— Start Record set —

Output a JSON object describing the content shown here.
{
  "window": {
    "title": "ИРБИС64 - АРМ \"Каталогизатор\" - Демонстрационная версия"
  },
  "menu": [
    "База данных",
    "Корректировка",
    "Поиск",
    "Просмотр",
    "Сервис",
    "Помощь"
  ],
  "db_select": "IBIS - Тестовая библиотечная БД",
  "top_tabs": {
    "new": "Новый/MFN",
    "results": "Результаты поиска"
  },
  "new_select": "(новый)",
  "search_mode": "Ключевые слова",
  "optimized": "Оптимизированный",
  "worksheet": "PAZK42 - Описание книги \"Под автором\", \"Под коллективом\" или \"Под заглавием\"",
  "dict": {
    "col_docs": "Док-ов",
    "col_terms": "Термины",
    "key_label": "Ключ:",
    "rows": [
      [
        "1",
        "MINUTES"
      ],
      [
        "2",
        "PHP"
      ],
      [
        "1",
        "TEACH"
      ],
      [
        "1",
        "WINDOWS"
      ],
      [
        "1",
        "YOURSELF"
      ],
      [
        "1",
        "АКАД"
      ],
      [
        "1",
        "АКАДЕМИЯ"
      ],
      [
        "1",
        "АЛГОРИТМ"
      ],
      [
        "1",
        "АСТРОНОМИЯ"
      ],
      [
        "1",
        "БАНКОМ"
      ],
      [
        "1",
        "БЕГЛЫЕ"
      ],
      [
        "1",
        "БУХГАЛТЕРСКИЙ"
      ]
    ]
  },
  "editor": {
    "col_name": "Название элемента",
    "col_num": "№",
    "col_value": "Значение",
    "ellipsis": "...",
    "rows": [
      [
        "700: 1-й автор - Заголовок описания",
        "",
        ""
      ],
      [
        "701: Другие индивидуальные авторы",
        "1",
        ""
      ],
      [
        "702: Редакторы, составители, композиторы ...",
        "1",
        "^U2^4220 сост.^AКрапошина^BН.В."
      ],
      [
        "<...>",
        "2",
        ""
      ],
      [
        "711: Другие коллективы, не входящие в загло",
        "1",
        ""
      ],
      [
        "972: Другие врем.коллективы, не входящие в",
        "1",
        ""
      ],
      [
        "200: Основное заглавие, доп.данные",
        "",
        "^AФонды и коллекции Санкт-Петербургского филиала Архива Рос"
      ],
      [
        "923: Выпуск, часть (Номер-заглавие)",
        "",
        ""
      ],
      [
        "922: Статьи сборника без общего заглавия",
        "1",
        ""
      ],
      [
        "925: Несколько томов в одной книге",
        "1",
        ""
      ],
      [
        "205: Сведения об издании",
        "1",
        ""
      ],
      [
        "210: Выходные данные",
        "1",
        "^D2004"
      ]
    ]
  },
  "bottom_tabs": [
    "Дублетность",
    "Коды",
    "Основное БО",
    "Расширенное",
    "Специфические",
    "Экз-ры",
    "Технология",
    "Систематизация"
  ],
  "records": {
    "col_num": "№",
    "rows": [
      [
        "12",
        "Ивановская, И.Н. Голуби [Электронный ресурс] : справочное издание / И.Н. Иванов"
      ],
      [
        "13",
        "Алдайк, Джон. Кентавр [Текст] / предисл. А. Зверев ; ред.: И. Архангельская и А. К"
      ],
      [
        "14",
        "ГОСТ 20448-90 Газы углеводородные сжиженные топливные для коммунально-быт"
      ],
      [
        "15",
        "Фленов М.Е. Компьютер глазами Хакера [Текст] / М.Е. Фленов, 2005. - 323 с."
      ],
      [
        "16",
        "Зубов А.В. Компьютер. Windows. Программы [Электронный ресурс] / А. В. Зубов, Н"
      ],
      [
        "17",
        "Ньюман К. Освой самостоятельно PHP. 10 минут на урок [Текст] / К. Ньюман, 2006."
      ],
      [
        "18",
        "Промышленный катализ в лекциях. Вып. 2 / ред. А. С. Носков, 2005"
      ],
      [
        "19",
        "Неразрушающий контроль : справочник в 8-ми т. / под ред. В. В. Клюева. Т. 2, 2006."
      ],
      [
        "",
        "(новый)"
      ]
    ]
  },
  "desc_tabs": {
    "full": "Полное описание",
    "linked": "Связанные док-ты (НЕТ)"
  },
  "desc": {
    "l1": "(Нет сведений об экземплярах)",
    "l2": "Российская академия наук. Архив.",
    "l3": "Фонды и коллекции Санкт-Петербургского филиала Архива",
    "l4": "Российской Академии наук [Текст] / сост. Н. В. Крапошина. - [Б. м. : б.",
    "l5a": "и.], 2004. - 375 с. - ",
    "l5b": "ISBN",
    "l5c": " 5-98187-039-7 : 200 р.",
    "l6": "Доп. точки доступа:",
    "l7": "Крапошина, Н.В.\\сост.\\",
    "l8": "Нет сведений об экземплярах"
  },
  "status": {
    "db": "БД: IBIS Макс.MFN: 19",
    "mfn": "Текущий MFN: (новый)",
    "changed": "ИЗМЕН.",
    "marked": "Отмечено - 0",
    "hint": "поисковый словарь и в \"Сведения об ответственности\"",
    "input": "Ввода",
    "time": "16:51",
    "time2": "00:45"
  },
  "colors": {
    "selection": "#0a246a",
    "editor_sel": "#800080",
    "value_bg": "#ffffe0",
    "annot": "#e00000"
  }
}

— End Record set —

**Prompt:** Repeat every record exactly as written, please.

**Written response:**
Output a JSON object describing the content shown here.
{
  "window": {
    "title": "ИРБИС64 - АРМ \"Каталогизатор\" - Демонстрационная версия"
  },
  "menu": [
    "База данных",
    "Корректировка",
    "Поиск",
    "Просмотр",
    "Сервис",
    "Помощь"
  ],
  "db_select": "IBIS - Тестовая библиотечная БД",
  "top_tabs": {
    "new": "Новый/MFN",
    "results": "Результаты поиска"
  },
  "new_select": "(новый)",
  "search_mode": "Ключевые слова",
  "optimized": "Оптимизированный",
  "worksheet": "PAZK42 - Описание книги \"Под автором\", \"Под коллективом\" или \"Под заглавием\"",
  "dict": {
    "col_docs": "Док-ов",
    "col_terms": "Термины",
    "key_label": "Ключ:",
    "rows": [
      [
        "1",
        "MINUTES"
      ],
      [
        "2",
        "PHP"
      ],
      [
        "1",
        "TEACH"
      ],
      [
        "1",
        "WINDOWS"
      ],
      [
        "1",
        "YOURSELF"
      ],
      [
        "1",
        "АКАД"
      ],
      [
        "1",
        "АКАДЕМИЯ"
      ],
      [
        "1",
        "АЛГОРИТМ"
      ],
      [
        "1",
        "АСТРОНОМИЯ"
      ],
      [
        "1",
        "БАНКОМ"
      ],
      [
        "1",
        "БЕГЛЫЕ"
      ],
      [
        "1",
        "БУХГАЛТЕРСКИЙ"
      ]
    ]
  },
  "editor": {
    "col_name": "Название элемента",
    "col_num": "№",
    "col_value": "Значение",
    "ellipsis": "...",
    "rows": [
      [
        "700: 1-й автор - Заголовок описания",
        "",
        ""
      ],
      [
        "701: Другие индивидуальные авторы",
        "1",
        ""
      ],
      [
        "702: Редакторы, составители, композиторы ...",
        "1",
        "^U2^4220 сост.^AКрапошина^BН.В."
      ],
      [
        "<...>",
        "2",
        ""
      ],
      [
        "711: Другие коллективы, не входящие в загло",
        "1",
        ""
      ],
      [
        "972: Другие врем.коллективы, не входящие в",
        "1",
        ""
      ],
      [
        "200: Основное заглавие, доп.данные",
        "",
        "^AФонды и коллекции Санкт-Петербургского филиала Архива Рос"
      ],
      [
        "923: Выпуск, часть (Номер-заглавие)",
        "",
        ""
      ],
      [
        "922: Статьи сборника без общего заглавия",
        "1",
        ""
      ],
      [
        "925: Несколько томов в одной книге",
        "1",
        ""
      ],
      [
        "205: Сведения об издании",
        "1",
        ""
      ],
      [
        "210: Выходные данные",
        "1",
        "^D2004"
      ]
    ]
  },
  "bottom_tabs": [
    "Дублетность",
    "Коды",
    "Основное БО",
    "Расширенное",
    "Специфические",
    "Экз-ры",
    "Технология",
    "Систематизация"
  ],
  "records": {
    "col_num": "№",
    "rows": [
      [
        "12",
        "Ивановская, И.Н. Голуби [Электронный ресурс] : справочное издание / И.Н. Иванов"
      ],
      [
        "13",
        "Алдайк, Джон. Кентавр [Текст] / предисл. А. Зверев ; ред.: И. Архангельская и А. К"
      ],
      [
        "14",
        "ГОСТ 20448-90 Газы углеводородные сжиженные топливные для коммунально-быт"
      ],
      [
        "15",
        "Фленов М.Е. Компьютер глазами Хакера [Текст] / М.Е. Фленов, 2005. - 323 с."
      ],
      [
        "16",
        "Зубов А.В. Компьютер. Windows. Программы [Электронный ресурс] / А. В. Зубов, Н"
      ],
      [
        "17",
        "Ньюман К. Освой самостоятельно PHP. 10 минут на урок [Текст] / К. Ньюман, 2006."
      ],
      [
        "18",
        "Промышленный катализ в лекциях. Вып. 2 / ред. А. С. Носков, 2005"
      ],
      [
        "19",
        "Неразрушающий контроль : справочник в 8-ми т. / под ред. В. В. Клюева. Т. 2, 2006."
      ],
      [
        "",
        "(новый)"
      ]
    ]
  },
  "desc_tabs": {
    "full": "Полное описание",
    "linked": "Связанные док-ты (НЕТ)"
  },
  "desc": {
    "l1": "(Нет сведений об экземплярах)",
    "l2": "Российская академия наук. Архив.",
    "l3": "Фонды и коллекции Санкт-Петербургского филиала Архива",
    "l4": "Российской Академии наук [Текст] / сост. Н. В. Крапошина. - [Б. м. : б.",
    "l5a": "и.], 2004. - 375 с. - ",
    "l5b": "ISBN",
    "l5c": " 5-98187-039-7 : 200 р.",
    "l6": "Доп. точки доступа:",
    "l7": "Крапошина, Н.В.\\сост.\\",
    "l8": "Нет сведений об экземплярах"
  },
  "status": {
    "db": "БД: IBIS Макс.MFN: 19",
    "mfn": "Текущий MFN: (новый)",
    "changed": "ИЗМЕН.",
    "marked": "Отмечено - 0",
    "hint": "поисковый словарь и в \"Сведения об ответственности\"",
    "input": "Ввода",
    "time": "16:51",
    "time2": "00:45"
  },
  "colors": {
    "selection": "#0a246a",
    "editor_sel": "#800080",
    "value_bg": "#ffffe0",
    "annot": "#e00000"
  }
}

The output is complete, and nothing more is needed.